- _What you should do_:
List each line of the data that holds the string "this".

- _Records for the exercise_:

________________________

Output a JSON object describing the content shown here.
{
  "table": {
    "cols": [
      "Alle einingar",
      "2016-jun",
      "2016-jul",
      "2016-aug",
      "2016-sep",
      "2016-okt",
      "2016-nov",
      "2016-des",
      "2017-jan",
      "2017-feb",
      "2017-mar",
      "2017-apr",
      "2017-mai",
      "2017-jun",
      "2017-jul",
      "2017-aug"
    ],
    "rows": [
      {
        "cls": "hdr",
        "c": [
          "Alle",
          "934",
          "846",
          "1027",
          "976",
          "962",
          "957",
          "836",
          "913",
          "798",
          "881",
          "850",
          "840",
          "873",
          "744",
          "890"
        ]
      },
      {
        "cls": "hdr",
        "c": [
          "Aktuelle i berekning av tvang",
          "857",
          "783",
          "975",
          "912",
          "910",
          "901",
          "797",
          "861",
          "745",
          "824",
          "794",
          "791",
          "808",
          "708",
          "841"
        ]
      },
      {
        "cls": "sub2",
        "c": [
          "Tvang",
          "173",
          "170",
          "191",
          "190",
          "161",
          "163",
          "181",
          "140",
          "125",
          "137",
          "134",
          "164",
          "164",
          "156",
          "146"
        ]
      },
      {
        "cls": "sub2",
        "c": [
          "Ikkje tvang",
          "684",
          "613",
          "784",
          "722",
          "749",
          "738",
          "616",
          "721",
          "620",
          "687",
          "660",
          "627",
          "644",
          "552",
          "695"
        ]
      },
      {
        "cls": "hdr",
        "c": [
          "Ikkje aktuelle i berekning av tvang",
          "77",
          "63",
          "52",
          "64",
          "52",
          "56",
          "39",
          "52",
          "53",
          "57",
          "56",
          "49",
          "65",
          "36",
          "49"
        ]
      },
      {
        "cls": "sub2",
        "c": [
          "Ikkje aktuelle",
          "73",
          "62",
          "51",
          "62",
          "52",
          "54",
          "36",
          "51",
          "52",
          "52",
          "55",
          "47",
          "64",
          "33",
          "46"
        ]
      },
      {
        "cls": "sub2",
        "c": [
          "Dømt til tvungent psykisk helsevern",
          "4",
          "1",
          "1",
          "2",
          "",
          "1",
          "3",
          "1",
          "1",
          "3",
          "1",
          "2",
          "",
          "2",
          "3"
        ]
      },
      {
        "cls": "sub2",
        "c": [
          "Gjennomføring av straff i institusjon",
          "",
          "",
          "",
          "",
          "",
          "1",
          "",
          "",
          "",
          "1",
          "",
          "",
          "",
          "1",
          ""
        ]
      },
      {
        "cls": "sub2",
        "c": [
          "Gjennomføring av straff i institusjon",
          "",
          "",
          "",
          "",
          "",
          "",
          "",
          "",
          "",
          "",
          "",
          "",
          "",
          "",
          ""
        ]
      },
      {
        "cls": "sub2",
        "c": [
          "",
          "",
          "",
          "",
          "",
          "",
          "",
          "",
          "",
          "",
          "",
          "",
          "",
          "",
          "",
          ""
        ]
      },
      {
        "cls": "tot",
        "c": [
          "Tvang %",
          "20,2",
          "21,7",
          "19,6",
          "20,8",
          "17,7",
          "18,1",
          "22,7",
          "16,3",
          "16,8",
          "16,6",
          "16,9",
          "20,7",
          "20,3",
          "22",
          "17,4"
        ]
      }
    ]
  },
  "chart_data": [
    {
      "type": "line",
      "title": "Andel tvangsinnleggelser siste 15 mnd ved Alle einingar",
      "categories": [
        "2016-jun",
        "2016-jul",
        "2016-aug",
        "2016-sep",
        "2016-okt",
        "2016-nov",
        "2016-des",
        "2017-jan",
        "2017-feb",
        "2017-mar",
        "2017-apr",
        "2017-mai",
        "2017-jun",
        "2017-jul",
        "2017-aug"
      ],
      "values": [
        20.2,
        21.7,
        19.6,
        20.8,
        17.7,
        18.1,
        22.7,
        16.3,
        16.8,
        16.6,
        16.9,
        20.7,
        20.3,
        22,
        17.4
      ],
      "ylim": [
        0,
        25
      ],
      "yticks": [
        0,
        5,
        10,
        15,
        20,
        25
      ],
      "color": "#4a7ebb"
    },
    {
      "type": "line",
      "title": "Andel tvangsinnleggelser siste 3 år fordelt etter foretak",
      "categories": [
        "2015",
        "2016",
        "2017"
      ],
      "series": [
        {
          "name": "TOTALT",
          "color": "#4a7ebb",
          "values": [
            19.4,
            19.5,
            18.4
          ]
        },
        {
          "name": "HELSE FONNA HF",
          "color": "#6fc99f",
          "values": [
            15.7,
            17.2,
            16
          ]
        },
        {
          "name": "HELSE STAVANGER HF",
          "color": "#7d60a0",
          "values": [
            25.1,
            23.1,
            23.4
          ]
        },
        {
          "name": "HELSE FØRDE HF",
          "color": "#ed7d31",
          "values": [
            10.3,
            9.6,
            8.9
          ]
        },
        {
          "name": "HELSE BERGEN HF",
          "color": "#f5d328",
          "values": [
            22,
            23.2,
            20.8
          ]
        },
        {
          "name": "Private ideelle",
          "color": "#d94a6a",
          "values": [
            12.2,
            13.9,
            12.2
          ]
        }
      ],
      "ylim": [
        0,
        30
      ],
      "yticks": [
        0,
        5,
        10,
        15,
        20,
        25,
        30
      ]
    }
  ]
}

________________________

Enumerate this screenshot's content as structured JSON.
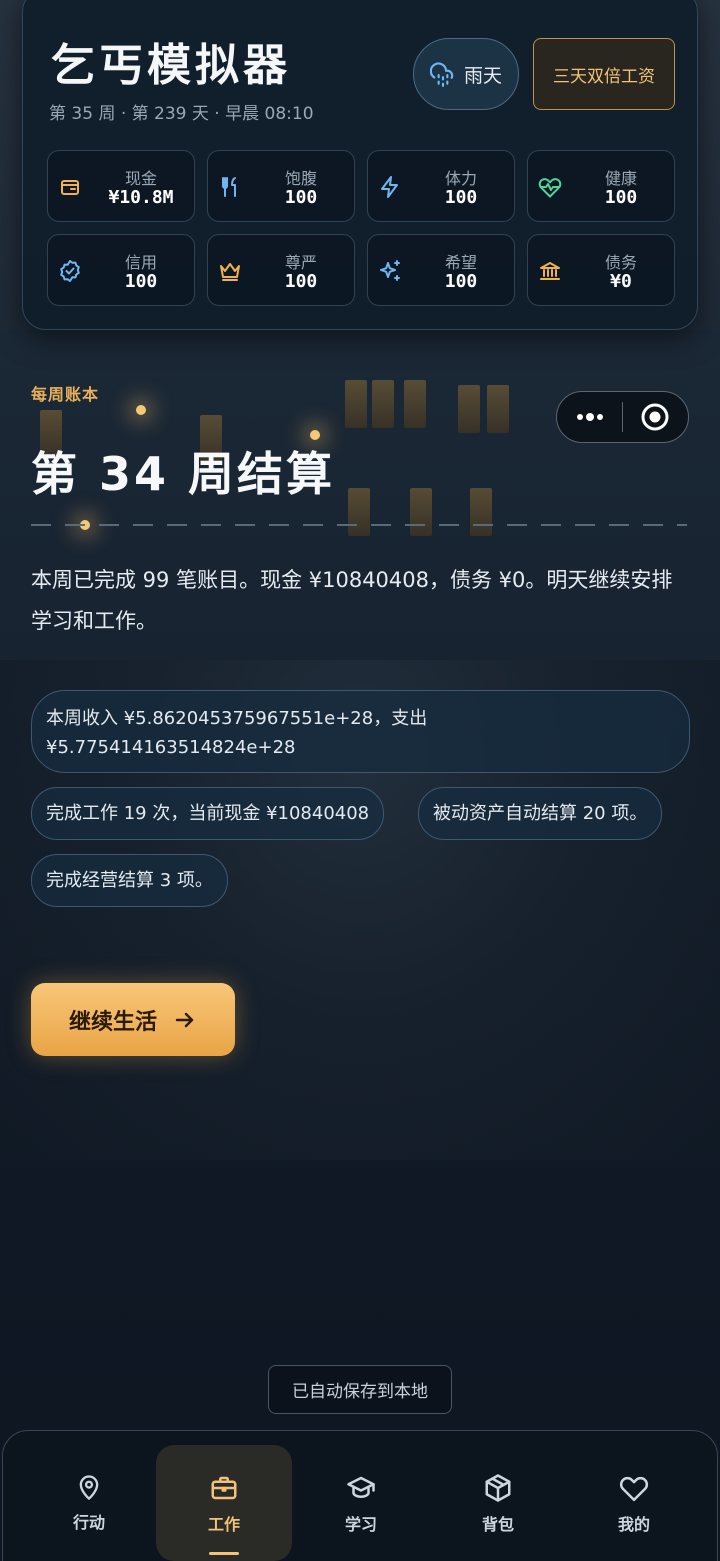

________________________

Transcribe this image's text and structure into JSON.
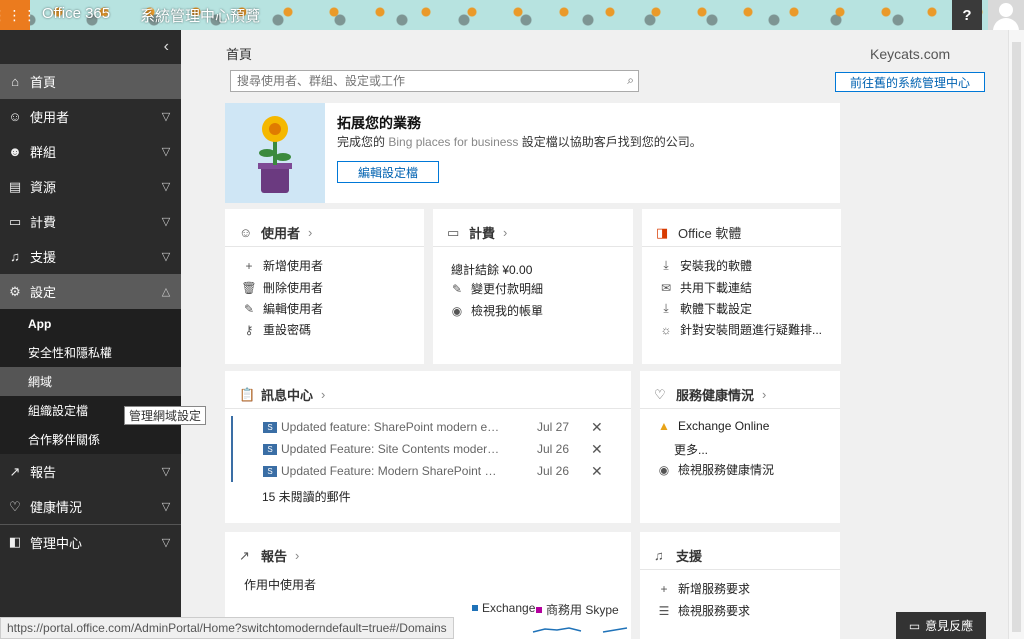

________________________

- _Answer in full_:
Enumerate this screenshot's content as structured JSON.
Transcribe this image's text and structure into JSON.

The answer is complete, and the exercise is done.